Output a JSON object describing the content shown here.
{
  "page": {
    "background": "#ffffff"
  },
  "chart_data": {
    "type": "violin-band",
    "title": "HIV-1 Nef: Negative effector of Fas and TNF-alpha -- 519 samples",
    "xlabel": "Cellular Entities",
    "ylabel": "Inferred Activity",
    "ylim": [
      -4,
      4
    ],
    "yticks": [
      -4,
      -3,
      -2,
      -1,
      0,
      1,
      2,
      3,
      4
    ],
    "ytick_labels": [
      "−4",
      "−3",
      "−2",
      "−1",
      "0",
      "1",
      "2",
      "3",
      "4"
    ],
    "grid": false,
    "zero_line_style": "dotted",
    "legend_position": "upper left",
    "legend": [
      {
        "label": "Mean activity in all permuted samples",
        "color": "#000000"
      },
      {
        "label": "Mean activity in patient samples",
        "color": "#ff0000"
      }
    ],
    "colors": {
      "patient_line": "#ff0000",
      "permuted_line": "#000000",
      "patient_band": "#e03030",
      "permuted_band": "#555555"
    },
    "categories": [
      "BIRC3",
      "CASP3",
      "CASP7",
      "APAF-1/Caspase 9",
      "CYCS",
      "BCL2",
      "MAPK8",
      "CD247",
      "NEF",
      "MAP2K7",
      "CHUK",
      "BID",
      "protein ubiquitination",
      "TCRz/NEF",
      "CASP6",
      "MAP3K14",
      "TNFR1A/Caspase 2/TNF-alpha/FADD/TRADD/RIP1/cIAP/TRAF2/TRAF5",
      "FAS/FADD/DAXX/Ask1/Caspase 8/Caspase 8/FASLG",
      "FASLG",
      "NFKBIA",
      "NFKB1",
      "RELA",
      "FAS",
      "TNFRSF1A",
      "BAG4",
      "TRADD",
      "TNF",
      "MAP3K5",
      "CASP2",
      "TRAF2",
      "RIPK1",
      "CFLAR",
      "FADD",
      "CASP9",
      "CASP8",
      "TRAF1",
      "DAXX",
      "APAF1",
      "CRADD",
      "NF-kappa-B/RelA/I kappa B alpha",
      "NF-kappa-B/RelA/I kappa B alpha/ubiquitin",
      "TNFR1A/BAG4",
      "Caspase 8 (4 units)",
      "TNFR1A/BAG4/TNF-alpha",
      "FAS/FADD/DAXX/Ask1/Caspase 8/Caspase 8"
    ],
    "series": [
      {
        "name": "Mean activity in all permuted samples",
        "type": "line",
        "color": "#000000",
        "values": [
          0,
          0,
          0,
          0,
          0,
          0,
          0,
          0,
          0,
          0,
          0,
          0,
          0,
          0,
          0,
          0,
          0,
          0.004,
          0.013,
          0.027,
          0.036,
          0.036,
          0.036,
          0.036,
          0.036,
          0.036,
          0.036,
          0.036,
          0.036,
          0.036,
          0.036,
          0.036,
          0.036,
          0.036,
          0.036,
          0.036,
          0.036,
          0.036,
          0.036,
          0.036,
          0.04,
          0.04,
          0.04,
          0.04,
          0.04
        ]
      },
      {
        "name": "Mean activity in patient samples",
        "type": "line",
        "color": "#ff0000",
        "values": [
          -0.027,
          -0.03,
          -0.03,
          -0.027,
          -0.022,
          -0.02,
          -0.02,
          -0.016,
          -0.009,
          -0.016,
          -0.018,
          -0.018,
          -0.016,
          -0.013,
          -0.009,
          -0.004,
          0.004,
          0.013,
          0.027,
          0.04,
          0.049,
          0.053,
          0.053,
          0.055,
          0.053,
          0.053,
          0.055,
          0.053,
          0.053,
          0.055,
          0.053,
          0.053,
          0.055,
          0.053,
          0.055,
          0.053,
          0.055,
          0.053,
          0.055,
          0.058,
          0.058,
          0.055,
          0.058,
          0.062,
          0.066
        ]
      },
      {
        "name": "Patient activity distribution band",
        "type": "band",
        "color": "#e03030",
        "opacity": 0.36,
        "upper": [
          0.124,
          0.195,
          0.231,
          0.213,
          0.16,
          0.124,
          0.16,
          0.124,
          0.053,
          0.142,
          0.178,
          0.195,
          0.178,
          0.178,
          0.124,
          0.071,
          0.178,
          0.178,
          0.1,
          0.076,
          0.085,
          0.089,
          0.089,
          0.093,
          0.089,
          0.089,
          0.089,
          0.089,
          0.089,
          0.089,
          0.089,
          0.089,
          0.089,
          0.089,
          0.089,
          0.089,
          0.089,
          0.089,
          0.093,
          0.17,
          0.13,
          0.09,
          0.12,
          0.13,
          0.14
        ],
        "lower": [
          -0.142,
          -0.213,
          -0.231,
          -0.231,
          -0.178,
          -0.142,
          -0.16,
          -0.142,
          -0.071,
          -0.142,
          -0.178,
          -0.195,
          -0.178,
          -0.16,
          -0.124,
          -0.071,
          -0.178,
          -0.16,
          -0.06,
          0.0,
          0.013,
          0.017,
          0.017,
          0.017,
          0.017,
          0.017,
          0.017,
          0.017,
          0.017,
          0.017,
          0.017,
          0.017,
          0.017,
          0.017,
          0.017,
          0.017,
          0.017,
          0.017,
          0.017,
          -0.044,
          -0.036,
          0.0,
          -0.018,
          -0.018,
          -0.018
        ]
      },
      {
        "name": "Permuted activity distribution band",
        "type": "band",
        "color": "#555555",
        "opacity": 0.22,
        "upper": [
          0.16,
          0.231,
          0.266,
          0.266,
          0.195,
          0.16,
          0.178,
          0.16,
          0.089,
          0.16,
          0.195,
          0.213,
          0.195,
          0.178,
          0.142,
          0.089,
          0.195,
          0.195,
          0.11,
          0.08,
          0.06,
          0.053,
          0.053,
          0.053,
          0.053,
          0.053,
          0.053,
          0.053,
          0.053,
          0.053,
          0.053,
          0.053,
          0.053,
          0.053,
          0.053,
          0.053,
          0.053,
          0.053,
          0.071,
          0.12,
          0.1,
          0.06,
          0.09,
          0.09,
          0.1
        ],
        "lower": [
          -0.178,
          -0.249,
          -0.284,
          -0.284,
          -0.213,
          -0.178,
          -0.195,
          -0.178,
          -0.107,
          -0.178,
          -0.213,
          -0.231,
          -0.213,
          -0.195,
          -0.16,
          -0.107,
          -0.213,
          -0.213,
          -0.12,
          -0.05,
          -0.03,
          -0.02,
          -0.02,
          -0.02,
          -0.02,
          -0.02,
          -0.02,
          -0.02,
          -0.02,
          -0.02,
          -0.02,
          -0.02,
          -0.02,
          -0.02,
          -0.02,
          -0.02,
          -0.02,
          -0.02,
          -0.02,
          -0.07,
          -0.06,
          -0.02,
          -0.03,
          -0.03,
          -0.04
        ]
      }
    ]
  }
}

────────

### Prompt:
Restate the material word for word.

### Written solution:
Output a JSON object describing the content shown here.
{
  "page": {
    "background": "#ffffff"
  },
  "chart_data": {
    "type": "violin-band",
    "title": "HIV-1 Nef: Negative effector of Fas and TNF-alpha -- 519 samples",
    "xlabel": "Cellular Entities",
    "ylabel": "Inferred Activity",
    "ylim": [
      -4,
      4
    ],
    "yticks": [
      -4,
      -3,
      -2,
      -1,
      0,
      1,
      2,
      3,
      4
    ],
    "ytick_labels": [
      "−4",
      "−3",
      "−2",
      "−1",
      "0",
      "1",
      "2",
      "3",
      "4"
    ],
    "grid": false,
    "zero_line_style": "dotted",
    "legend_position": "upper left",
    "legend": [
      {
        "label": "Mean activity in all permuted samples",
        "color": "#000000"
      },
      {
        "label": "Mean activity in patient samples",
        "color": "#ff0000"
      }
    ],
    "colors": {
      "patient_line": "#ff0000",
      "permuted_line": "#000000",
      "patient_band": "#e03030",
      "permuted_band": "#555555"
    },
    "categories": [
      "BIRC3",
      "CASP3",
      "CASP7",
      "APAF-1/Caspase 9",
      "CYCS",
      "BCL2",
      "MAPK8",
      "CD247",
      "NEF",
      "MAP2K7",
      "CHUK",
      "BID",
      "protein ubiquitination",
      "TCRz/NEF",
      "CASP6",
      "MAP3K14",
      "TNFR1A/Caspase 2/TNF-alpha/FADD/TRADD/RIP1/cIAP/TRAF2/TRAF5",
      "FAS/FADD/DAXX/Ask1/Caspase 8/Caspase 8/FASLG",
      "FASLG",
      "NFKBIA",
      "NFKB1",
      "RELA",
      "FAS",
      "TNFRSF1A",
      "BAG4",
      "TRADD",
      "TNF",
      "MAP3K5",
      "CASP2",
      "TRAF2",
      "RIPK1",
      "CFLAR",
      "FADD",
      "CASP9",
      "CASP8",
      "TRAF1",
      "DAXX",
      "APAF1",
      "CRADD",
      "NF-kappa-B/RelA/I kappa B alpha",
      "NF-kappa-B/RelA/I kappa B alpha/ubiquitin",
      "TNFR1A/BAG4",
      "Caspase 8 (4 units)",
      "TNFR1A/BAG4/TNF-alpha",
      "FAS/FADD/DAXX/Ask1/Caspase 8/Caspase 8"
    ],
    "series": [
      {
        "name": "Mean activity in all permuted samples",
        "type": "line",
        "color": "#000000",
        "values": [
          0,
          0,
          0,
          0,
          0,
          0,
          0,
          0,
          0,
          0,
          0,
          0,
          0,
          0,
          0,
          0,
          0,
          0.004,
          0.013,
          0.027,
          0.036,
          0.036,
          0.036,
          0.036,
          0.036,
          0.036,
          0.036,
          0.036,
          0.036,
          0.036,
          0.036,
          0.036,
          0.036,
          0.036,
          0.036,
          0.036,
          0.036,
          0.036,
          0.036,
          0.036,
          0.04,
          0.04,
          0.04,
          0.04,
          0.04
        ]
      },
      {
        "name": "Mean activity in patient samples",
        "type": "line",
        "color": "#ff0000",
        "values": [
          -0.027,
          -0.03,
          -0.03,
          -0.027,
          -0.022,
          -0.02,
          -0.02,
          -0.016,
          -0.009,
          -0.016,
          -0.018,
          -0.018,
          -0.016,
          -0.013,
          -0.009,
          -0.004,
          0.004,
          0.013,
          0.027,
          0.04,
          0.049,
          0.053,
          0.053,
          0.055,
          0.053,
          0.053,
          0.055,
          0.053,
          0.053,
          0.055,
          0.053,
          0.053,
          0.055,
          0.053,
          0.055,
          0.053,
          0.055,
          0.053,
          0.055,
          0.058,
          0.058,
          0.055,
          0.058,
          0.062,
          0.066
        ]
      },
      {
        "name": "Patient activity distribution band",
        "type": "band",
        "color": "#e03030",
        "opacity": 0.36,
        "upper": [
          0.124,
          0.195,
          0.231,
          0.213,
          0.16,
          0.124,
          0.16,
          0.124,
          0.053,
          0.142,
          0.178,
          0.195,
          0.178,
          0.178,
          0.124,
          0.071,
          0.178,
          0.178,
          0.1,
          0.076,
          0.085,
          0.089,
          0.089,
          0.093,
          0.089,
          0.089,
          0.089,
          0.089,
          0.089,
          0.089,
          0.089,
          0.089,
          0.089,
          0.089,
          0.089,
          0.089,
          0.089,
          0.089,
          0.093,
          0.17,
          0.13,
          0.09,
          0.12,
          0.13,
          0.14
        ],
        "lower": [
          -0.142,
          -0.213,
          -0.231,
          -0.231,
          -0.178,
          -0.142,
          -0.16,
          -0.142,
          -0.071,
          -0.142,
          -0.178,
          -0.195,
          -0.178,
          -0.16,
          -0.124,
          -0.071,
          -0.178,
          -0.16,
          -0.06,
          0.0,
          0.013,
          0.017,
          0.017,
          0.017,
          0.017,
          0.017,
          0.017,
          0.017,
          0.017,
          0.017,
          0.017,
          0.017,
          0.017,
          0.017,
          0.017,
          0.017,
          0.017,
          0.017,
          0.017,
          -0.044,
          -0.036,
          0.0,
          -0.018,
          -0.018,
          -0.018
        ]
      },
      {
        "name": "Permuted activity distribution band",
        "type": "band",
        "color": "#555555",
        "opacity": 0.22,
        "upper": [
          0.16,
          0.231,
          0.266,
          0.266,
          0.195,
          0.16,
          0.178,
          0.16,
          0.089,
          0.16,
          0.195,
          0.213,
          0.195,
          0.178,
          0.142,
          0.089,
          0.195,
          0.195,
          0.11,
          0.08,
          0.06,
          0.053,
          0.053,
          0.053,
          0.053,
          0.053,
          0.053,
          0.053,
          0.053,
          0.053,
          0.053,
          0.053,
          0.053,
          0.053,
          0.053,
          0.053,
          0.053,
          0.053,
          0.071,
          0.12,
          0.1,
          0.06,
          0.09,
          0.09,
          0.1
        ],
        "lower": [
          -0.178,
          -0.249,
          -0.284,
          -0.284,
          -0.213,
          -0.178,
          -0.195,
          -0.178,
          -0.107,
          -0.178,
          -0.213,
          -0.231,
          -0.213,
          -0.195,
          -0.16,
          -0.107,
          -0.213,
          -0.213,
          -0.12,
          -0.05,
          -0.03,
          -0.02,
          -0.02,
          -0.02,
          -0.02,
          -0.02,
          -0.02,
          -0.02,
          -0.02,
          -0.02,
          -0.02,
          -0.02,
          -0.02,
          -0.02,
          -0.02,
          -0.02,
          -0.02,
          -0.02,
          -0.02,
          -0.07,
          -0.06,
          -0.02,
          -0.03,
          -0.03,
          -0.04
        ]
      }
    ]
  }
}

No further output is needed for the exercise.